- [What is required]:
Repeat every record exactly, but keep images out of the copy.

- [Task data]:
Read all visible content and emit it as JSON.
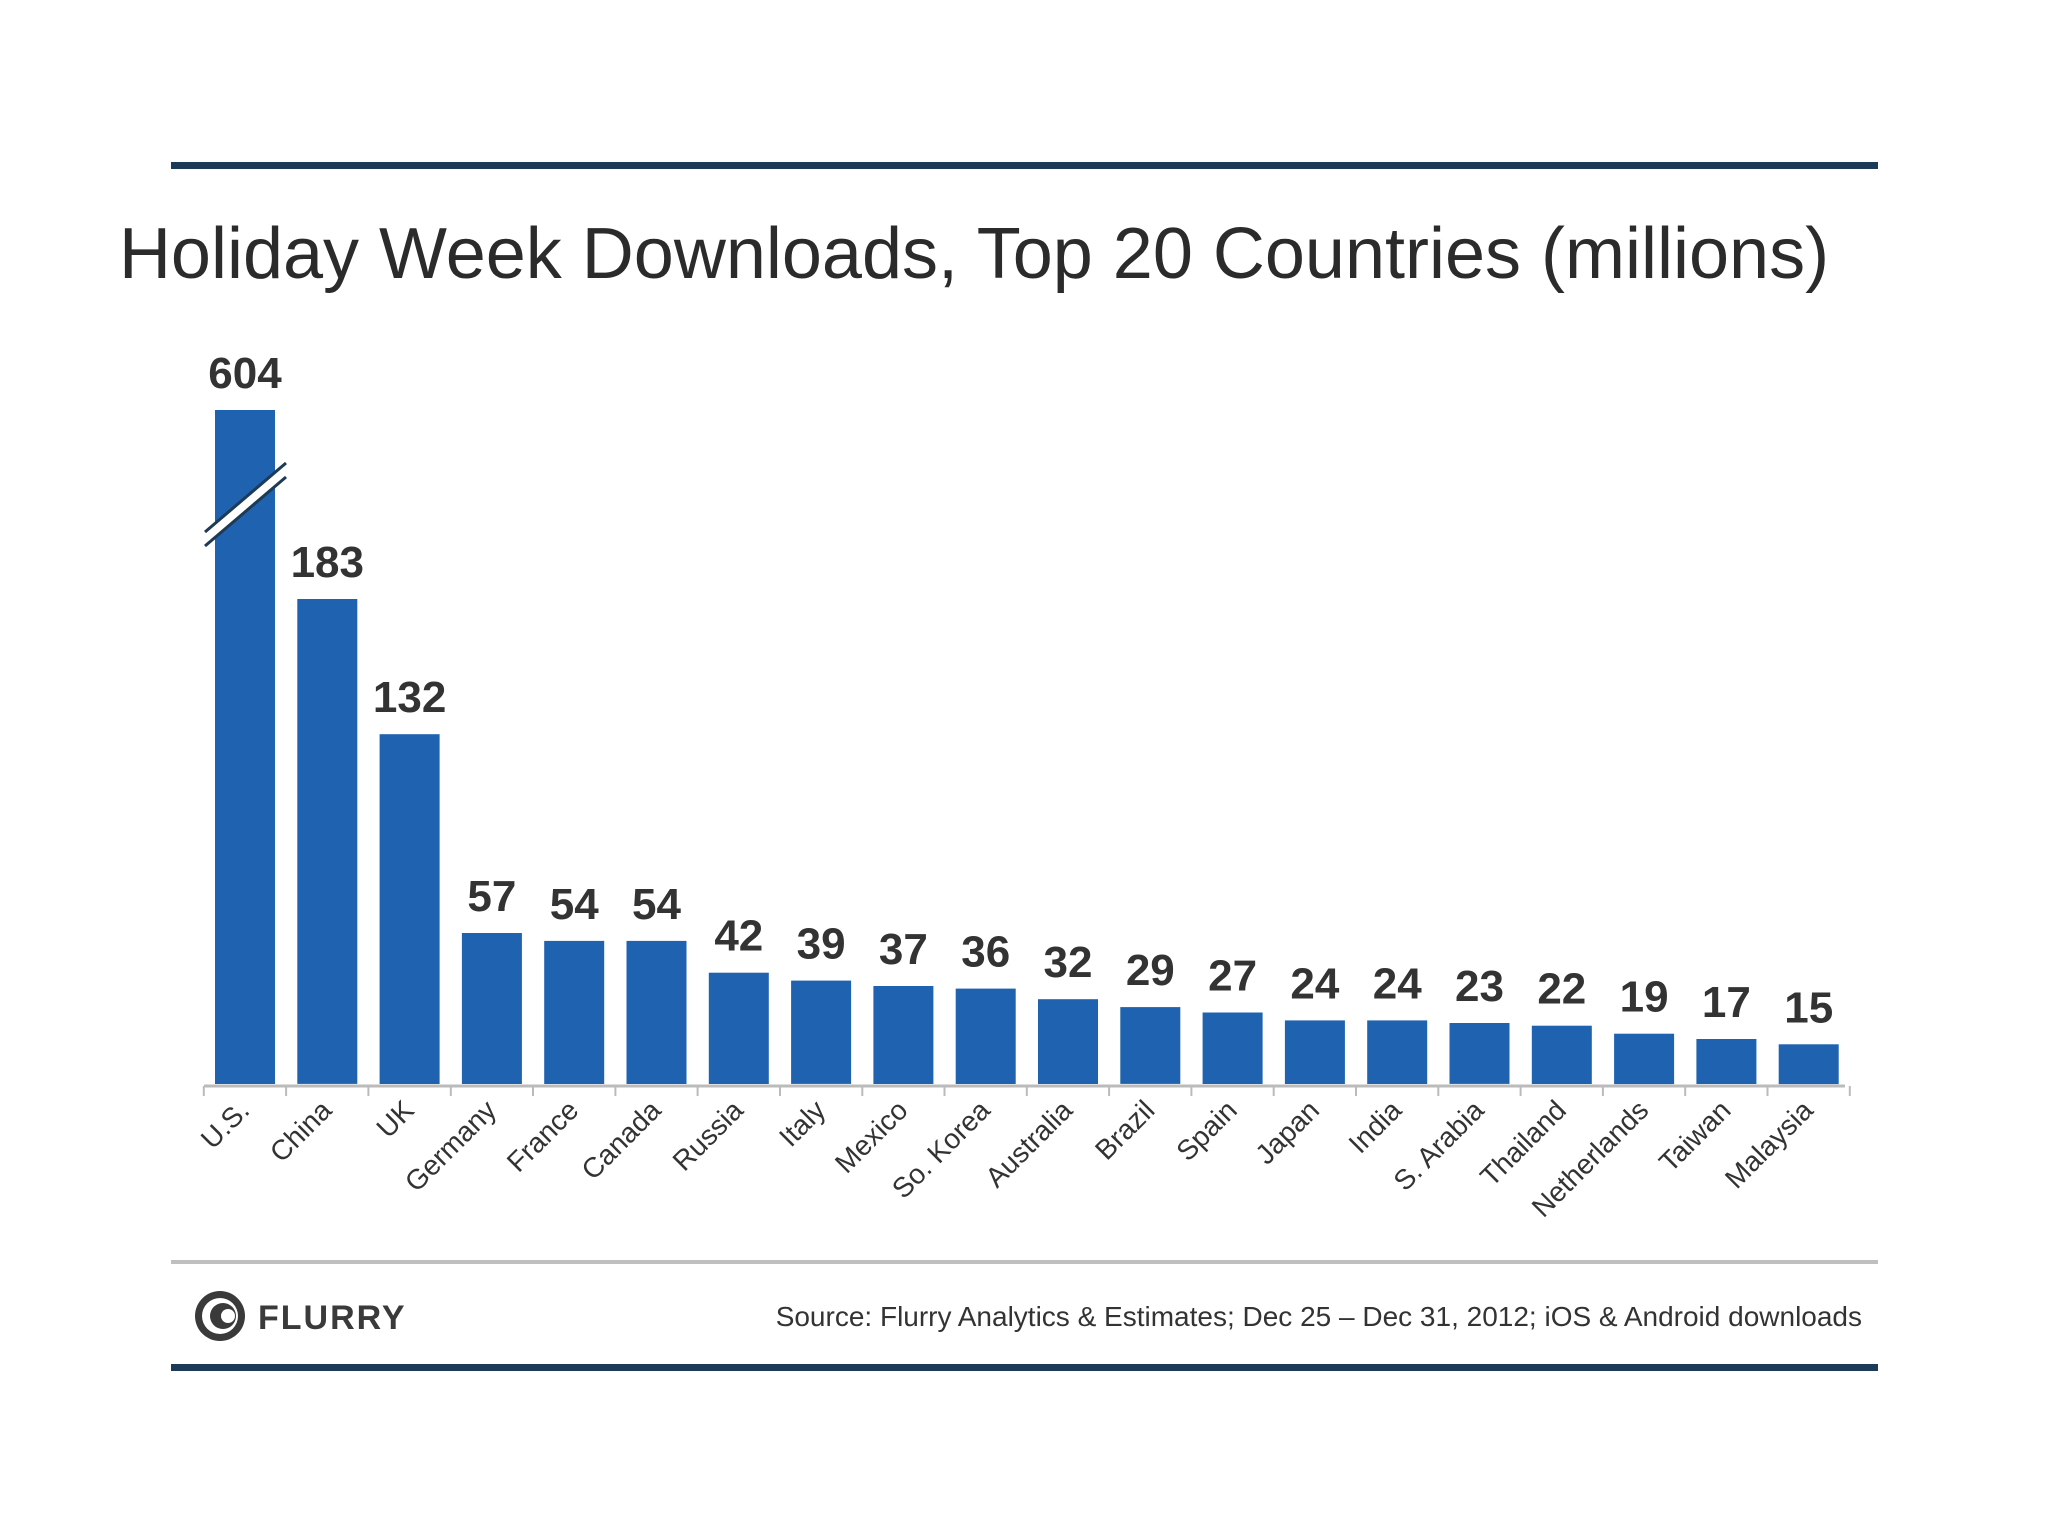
{
  "chart_data": {
    "type": "bar",
    "title": "Holiday Week Downloads, Top 20 Countries (millions)",
    "xlabel": "",
    "ylabel": "",
    "categories": [
      "U.S.",
      "China",
      "UK",
      "Germany",
      "France",
      "Canada",
      "Russia",
      "Italy",
      "Mexico",
      "So. Korea",
      "Australia",
      "Brazil",
      "Spain",
      "Japan",
      "India",
      "S. Arabia",
      "Thailand",
      "Netherlands",
      "Taiwan",
      "Malaysia"
    ],
    "values": [
      604,
      183,
      132,
      57,
      54,
      54,
      42,
      39,
      37,
      36,
      32,
      29,
      27,
      24,
      24,
      23,
      22,
      19,
      17,
      15
    ],
    "broken_axis_category": "U.S.",
    "grid": false,
    "legend": "none"
  },
  "colors": {
    "bar": "#1f62b0",
    "rule": "#1d3a56",
    "footer_rule": "#bfbfbf",
    "axis": "#bbbbbb"
  },
  "footer": {
    "logo_icon": "flurry-logo-icon",
    "logo_text": "FLURRY",
    "source": "Source: Flurry Analytics & Estimates; Dec 25 – Dec 31, 2012; iOS & Android downloads"
  }
}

- [Expected answer]:
Read all visible content and emit it as JSON.
{
  "chart_data": {
    "type": "bar",
    "title": "Holiday Week Downloads, Top 20 Countries (millions)",
    "xlabel": "",
    "ylabel": "",
    "categories": [
      "U.S.",
      "China",
      "UK",
      "Germany",
      "France",
      "Canada",
      "Russia",
      "Italy",
      "Mexico",
      "So. Korea",
      "Australia",
      "Brazil",
      "Spain",
      "Japan",
      "India",
      "S. Arabia",
      "Thailand",
      "Netherlands",
      "Taiwan",
      "Malaysia"
    ],
    "values": [
      604,
      183,
      132,
      57,
      54,
      54,
      42,
      39,
      37,
      36,
      32,
      29,
      27,
      24,
      24,
      23,
      22,
      19,
      17,
      15
    ],
    "broken_axis_category": "U.S.",
    "grid": false,
    "legend": "none"
  },
  "colors": {
    "bar": "#1f62b0",
    "rule": "#1d3a56",
    "footer_rule": "#bfbfbf",
    "axis": "#bbbbbb"
  },
  "footer": {
    "logo_icon": "flurry-logo-icon",
    "logo_text": "FLURRY",
    "source": "Source: Flurry Analytics & Estimates; Dec 25 – Dec 31, 2012; iOS & Android downloads"
  }
}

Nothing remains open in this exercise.